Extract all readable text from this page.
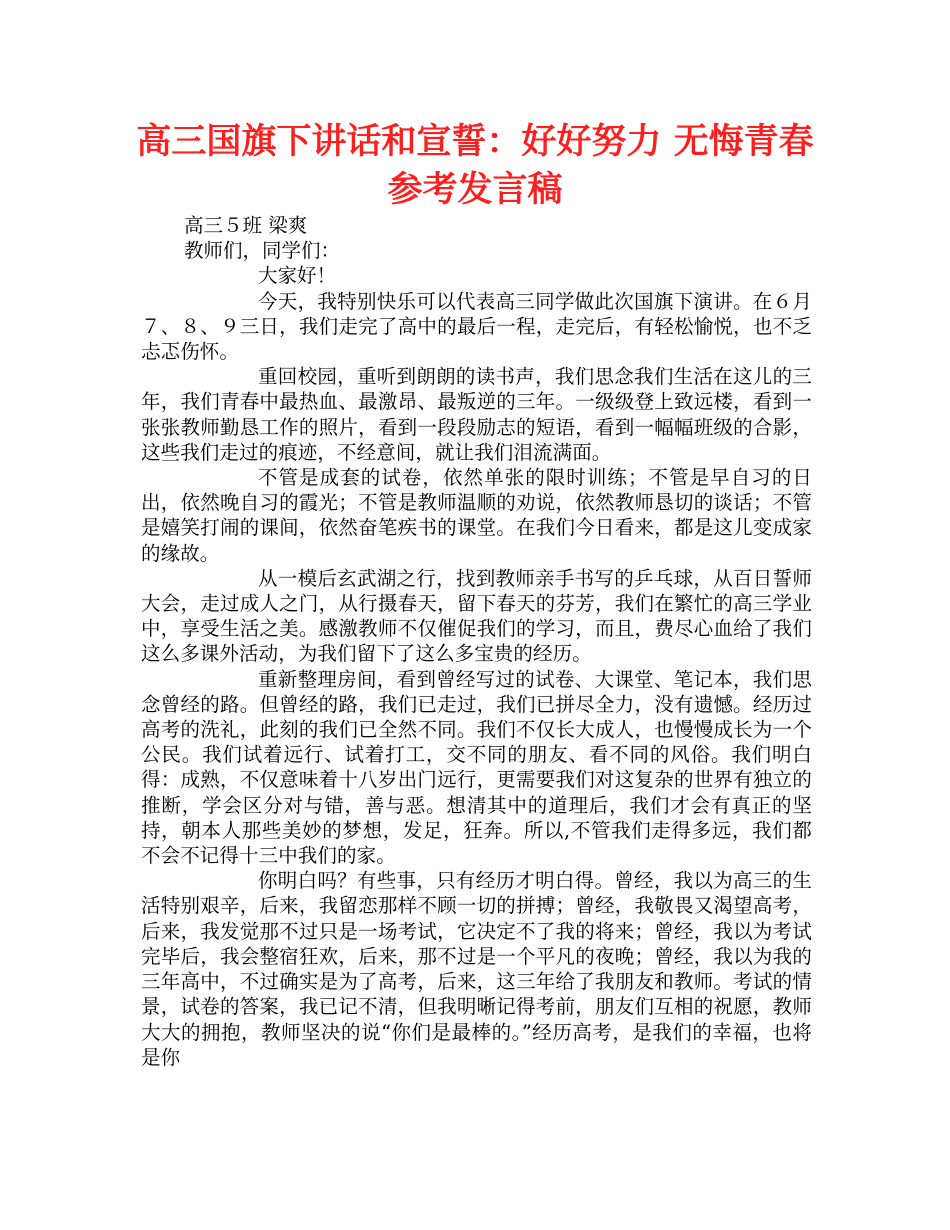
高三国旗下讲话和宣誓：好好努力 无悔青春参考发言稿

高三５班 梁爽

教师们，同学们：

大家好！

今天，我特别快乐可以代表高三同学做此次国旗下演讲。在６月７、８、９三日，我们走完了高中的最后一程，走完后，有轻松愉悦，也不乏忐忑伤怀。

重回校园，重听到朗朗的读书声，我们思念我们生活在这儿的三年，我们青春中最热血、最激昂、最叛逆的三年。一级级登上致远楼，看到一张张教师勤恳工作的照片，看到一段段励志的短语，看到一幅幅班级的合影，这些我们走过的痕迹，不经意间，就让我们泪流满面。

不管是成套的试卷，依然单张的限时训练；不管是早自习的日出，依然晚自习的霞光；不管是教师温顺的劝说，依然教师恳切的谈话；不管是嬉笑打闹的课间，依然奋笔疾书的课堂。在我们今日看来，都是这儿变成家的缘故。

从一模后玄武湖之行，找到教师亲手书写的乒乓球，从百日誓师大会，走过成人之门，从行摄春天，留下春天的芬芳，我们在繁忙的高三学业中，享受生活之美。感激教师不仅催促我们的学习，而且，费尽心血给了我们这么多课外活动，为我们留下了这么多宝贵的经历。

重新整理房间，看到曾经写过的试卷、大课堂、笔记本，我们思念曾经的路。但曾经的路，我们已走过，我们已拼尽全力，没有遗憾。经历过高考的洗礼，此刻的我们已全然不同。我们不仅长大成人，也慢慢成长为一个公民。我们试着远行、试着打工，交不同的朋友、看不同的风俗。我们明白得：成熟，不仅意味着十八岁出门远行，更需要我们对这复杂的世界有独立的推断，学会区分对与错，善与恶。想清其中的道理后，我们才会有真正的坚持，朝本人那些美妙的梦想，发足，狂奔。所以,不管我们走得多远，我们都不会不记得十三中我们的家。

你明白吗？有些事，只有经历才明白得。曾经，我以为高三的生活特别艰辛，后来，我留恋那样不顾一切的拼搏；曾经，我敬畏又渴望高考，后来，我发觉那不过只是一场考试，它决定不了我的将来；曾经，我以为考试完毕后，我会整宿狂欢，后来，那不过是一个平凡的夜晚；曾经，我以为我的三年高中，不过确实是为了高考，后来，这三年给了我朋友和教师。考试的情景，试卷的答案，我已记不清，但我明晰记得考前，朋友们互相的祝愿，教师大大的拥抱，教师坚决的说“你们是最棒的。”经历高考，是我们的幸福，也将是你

**INSTRUCTIONS TO FOLLOW:**
Pictures are excluded; repeat every record exactly.

**THE RESPONSE:**
Extract all readable text from this page.
高三国旗下讲话和宣誓：好好努力 无悔青春参考发言稿

高三５班 梁爽

教师们，同学们：

大家好！

今天，我特别快乐可以代表高三同学做此次国旗下演讲。在６月７、８、９三日，我们走完了高中的最后一程，走完后，有轻松愉悦，也不乏忐忑伤怀。

重回校园，重听到朗朗的读书声，我们思念我们生活在这儿的三年，我们青春中最热血、最激昂、最叛逆的三年。一级级登上致远楼，看到一张张教师勤恳工作的照片，看到一段段励志的短语，看到一幅幅班级的合影，这些我们走过的痕迹，不经意间，就让我们泪流满面。

不管是成套的试卷，依然单张的限时训练；不管是早自习的日出，依然晚自习的霞光；不管是教师温顺的劝说，依然教师恳切的谈话；不管是嬉笑打闹的课间，依然奋笔疾书的课堂。在我们今日看来，都是这儿变成家的缘故。

从一模后玄武湖之行，找到教师亲手书写的乒乓球，从百日誓师大会，走过成人之门，从行摄春天，留下春天的芬芳，我们在繁忙的高三学业中，享受生活之美。感激教师不仅催促我们的学习，而且，费尽心血给了我们这么多课外活动，为我们留下了这么多宝贵的经历。

重新整理房间，看到曾经写过的试卷、大课堂、笔记本，我们思念曾经的路。但曾经的路，我们已走过，我们已拼尽全力，没有遗憾。经历过高考的洗礼，此刻的我们已全然不同。我们不仅长大成人，也慢慢成长为一个公民。我们试着远行、试着打工，交不同的朋友、看不同的风俗。我们明白得：成熟，不仅意味着十八岁出门远行，更需要我们对这复杂的世界有独立的推断，学会区分对与错，善与恶。想清其中的道理后，我们才会有真正的坚持，朝本人那些美妙的梦想，发足，狂奔。所以,不管我们走得多远，我们都不会不记得十三中我们的家。

你明白吗？有些事，只有经历才明白得。曾经，我以为高三的生活特别艰辛，后来，我留恋那样不顾一切的拼搏；曾经，我敬畏又渴望高考，后来，我发觉那不过只是一场考试，它决定不了我的将来；曾经，我以为考试完毕后，我会整宿狂欢，后来，那不过是一个平凡的夜晚；曾经，我以为我的三年高中，不过确实是为了高考，后来，这三年给了我朋友和教师。考试的情景，试卷的答案，我已记不清，但我明晰记得考前，朋友们互相的祝愿，教师大大的拥抱，教师坚决的说“你们是最棒的。”经历高考，是我们的幸福，也将是你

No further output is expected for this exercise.